→ INSTRUCTIONS FOR THE TASK:
Output all the entries word for word. Omit the pictures.

Figure content listings
▶

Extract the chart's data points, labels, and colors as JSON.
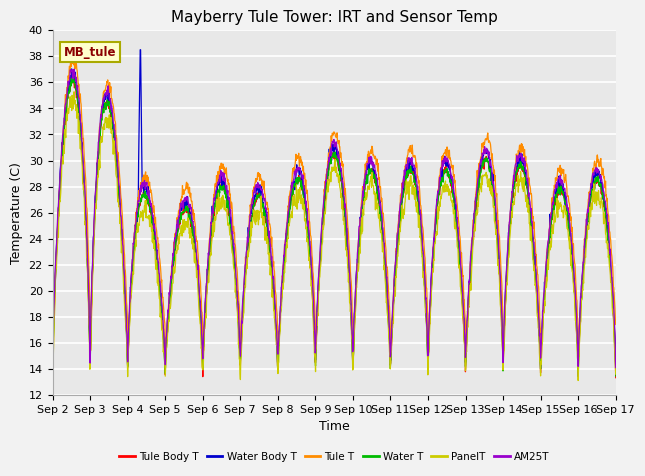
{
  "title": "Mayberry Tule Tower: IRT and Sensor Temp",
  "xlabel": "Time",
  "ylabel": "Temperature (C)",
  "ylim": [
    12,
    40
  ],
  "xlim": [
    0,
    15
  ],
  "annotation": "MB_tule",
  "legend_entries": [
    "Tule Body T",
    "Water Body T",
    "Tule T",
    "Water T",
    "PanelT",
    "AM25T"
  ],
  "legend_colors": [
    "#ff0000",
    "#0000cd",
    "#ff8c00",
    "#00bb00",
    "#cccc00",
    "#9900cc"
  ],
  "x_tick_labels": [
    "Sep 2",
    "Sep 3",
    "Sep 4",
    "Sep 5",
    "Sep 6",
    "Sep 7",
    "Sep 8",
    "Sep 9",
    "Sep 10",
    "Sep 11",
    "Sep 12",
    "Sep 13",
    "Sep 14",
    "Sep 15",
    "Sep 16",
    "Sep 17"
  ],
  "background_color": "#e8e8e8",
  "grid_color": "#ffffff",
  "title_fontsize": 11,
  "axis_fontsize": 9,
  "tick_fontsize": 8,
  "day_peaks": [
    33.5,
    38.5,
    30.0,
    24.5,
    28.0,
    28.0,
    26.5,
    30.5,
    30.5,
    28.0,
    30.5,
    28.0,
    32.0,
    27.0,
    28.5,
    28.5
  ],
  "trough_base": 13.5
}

◀

→ EXERCISE OUTPUT:
Extract the chart's data points, labels, and colors as JSON.
{
  "title": "Mayberry Tule Tower: IRT and Sensor Temp",
  "xlabel": "Time",
  "ylabel": "Temperature (C)",
  "ylim": [
    12,
    40
  ],
  "xlim": [
    0,
    15
  ],
  "annotation": "MB_tule",
  "legend_entries": [
    "Tule Body T",
    "Water Body T",
    "Tule T",
    "Water T",
    "PanelT",
    "AM25T"
  ],
  "legend_colors": [
    "#ff0000",
    "#0000cd",
    "#ff8c00",
    "#00bb00",
    "#cccc00",
    "#9900cc"
  ],
  "x_tick_labels": [
    "Sep 2",
    "Sep 3",
    "Sep 4",
    "Sep 5",
    "Sep 6",
    "Sep 7",
    "Sep 8",
    "Sep 9",
    "Sep 10",
    "Sep 11",
    "Sep 12",
    "Sep 13",
    "Sep 14",
    "Sep 15",
    "Sep 16",
    "Sep 17"
  ],
  "background_color": "#e8e8e8",
  "grid_color": "#ffffff",
  "title_fontsize": 11,
  "axis_fontsize": 9,
  "tick_fontsize": 8,
  "day_peaks": [
    33.5,
    38.5,
    30.0,
    24.5,
    28.0,
    28.0,
    26.5,
    30.5,
    30.5,
    28.0,
    30.5,
    28.0,
    32.0,
    27.0,
    28.5,
    28.5
  ],
  "trough_base": 13.5
}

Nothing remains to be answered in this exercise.